■ SHORT EXERCISE ■
Please rewrite the lines below from the first one up to and including the line with "The diode 3 is at (321, 189).", replacing "block diagram" with "schematic diagram" and leaving everything else the same.
══════
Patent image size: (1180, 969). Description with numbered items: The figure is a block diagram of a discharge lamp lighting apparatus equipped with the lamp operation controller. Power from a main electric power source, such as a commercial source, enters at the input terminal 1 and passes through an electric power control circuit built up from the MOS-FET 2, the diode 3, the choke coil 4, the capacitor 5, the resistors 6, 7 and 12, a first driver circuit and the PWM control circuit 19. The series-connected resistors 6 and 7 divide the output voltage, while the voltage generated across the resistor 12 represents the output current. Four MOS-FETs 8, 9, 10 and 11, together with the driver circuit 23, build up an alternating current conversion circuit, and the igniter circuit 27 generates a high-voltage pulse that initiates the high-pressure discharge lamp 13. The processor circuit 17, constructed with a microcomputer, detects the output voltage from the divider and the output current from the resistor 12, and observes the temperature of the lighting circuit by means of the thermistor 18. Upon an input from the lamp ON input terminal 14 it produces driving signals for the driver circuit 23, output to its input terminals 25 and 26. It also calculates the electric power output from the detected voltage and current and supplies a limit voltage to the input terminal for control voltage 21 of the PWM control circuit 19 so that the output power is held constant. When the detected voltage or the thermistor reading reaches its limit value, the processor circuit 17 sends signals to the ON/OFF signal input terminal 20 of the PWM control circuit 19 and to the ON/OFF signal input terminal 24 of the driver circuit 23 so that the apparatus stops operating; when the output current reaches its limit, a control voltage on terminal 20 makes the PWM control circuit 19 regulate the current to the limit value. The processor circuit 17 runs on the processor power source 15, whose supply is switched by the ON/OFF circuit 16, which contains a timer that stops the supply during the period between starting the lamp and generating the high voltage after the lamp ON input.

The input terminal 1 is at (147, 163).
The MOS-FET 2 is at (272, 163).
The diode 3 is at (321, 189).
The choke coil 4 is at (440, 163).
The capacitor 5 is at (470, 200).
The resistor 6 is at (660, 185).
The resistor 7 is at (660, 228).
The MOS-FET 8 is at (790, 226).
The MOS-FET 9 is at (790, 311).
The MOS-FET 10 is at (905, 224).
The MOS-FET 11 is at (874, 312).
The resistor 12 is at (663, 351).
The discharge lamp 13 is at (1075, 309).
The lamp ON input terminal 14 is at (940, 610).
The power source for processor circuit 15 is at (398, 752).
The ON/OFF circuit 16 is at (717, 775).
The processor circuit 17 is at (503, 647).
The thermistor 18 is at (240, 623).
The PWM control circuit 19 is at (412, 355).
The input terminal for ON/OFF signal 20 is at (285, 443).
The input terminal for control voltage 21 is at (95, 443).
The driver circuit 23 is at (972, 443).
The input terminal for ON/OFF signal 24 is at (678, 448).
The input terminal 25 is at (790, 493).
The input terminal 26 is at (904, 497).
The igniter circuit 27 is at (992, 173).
══════
■ REPLY ■
Patent image size: (1180, 969). Description with numbered items: The figure is a schematic diagram of a discharge lamp lighting apparatus equipped with the lamp operation controller. Power from a main electric power source, such as a commercial source, enters at the input terminal 1 and passes through an electric power control circuit built up from the MOS-FET 2, the diode 3, the choke coil 4, the capacitor 5, the resistors 6, 7 and 12, a first driver circuit and the PWM control circuit 19. The series-connected resistors 6 and 7 divide the output voltage, while the voltage generated across the resistor 12 represents the output current. Four MOS-FETs 8, 9, 10 and 11, together with the driver circuit 23, build up an alternating current conversion circuit, and the igniter circuit 27 generates a high-voltage pulse that initiates the high-pressure discharge lamp 13. The processor circuit 17, constructed with a microcomputer, detects the output voltage from the divider and the output current from the resistor 12, and observes the temperature of the lighting circuit by means of the thermistor 18. Upon an input from the lamp ON input terminal 14 it produces driving signals for the driver circuit 23, output to its input terminals 25 and 26. It also calculates the electric power output from the detected voltage and current and supplies a limit voltage to the input terminal for control voltage 21 of the PWM control circuit 19 so that the output power is held constant. When the detected voltage or the thermistor reading reaches its limit value, the processor circuit 17 sends signals to the ON/OFF signal input terminal 20 of the PWM control circuit 19 and to the ON/OFF signal input terminal 24 of the driver circuit 23 so that the apparatus stops operating; when the output current reaches its limit, a control voltage on terminal 20 makes the PWM control circuit 19 regulate the current to the limit value. The processor circuit 17 runs on the processor power source 15, whose supply is switched by the ON/OFF circuit 16, which contains a timer that stops the supply during the period between starting the lamp and generating the high voltage after the lamp ON input.

The input terminal 1 is at (147, 163).
The MOS-FET 2 is at (272, 163).
The diode 3 is at (321, 189).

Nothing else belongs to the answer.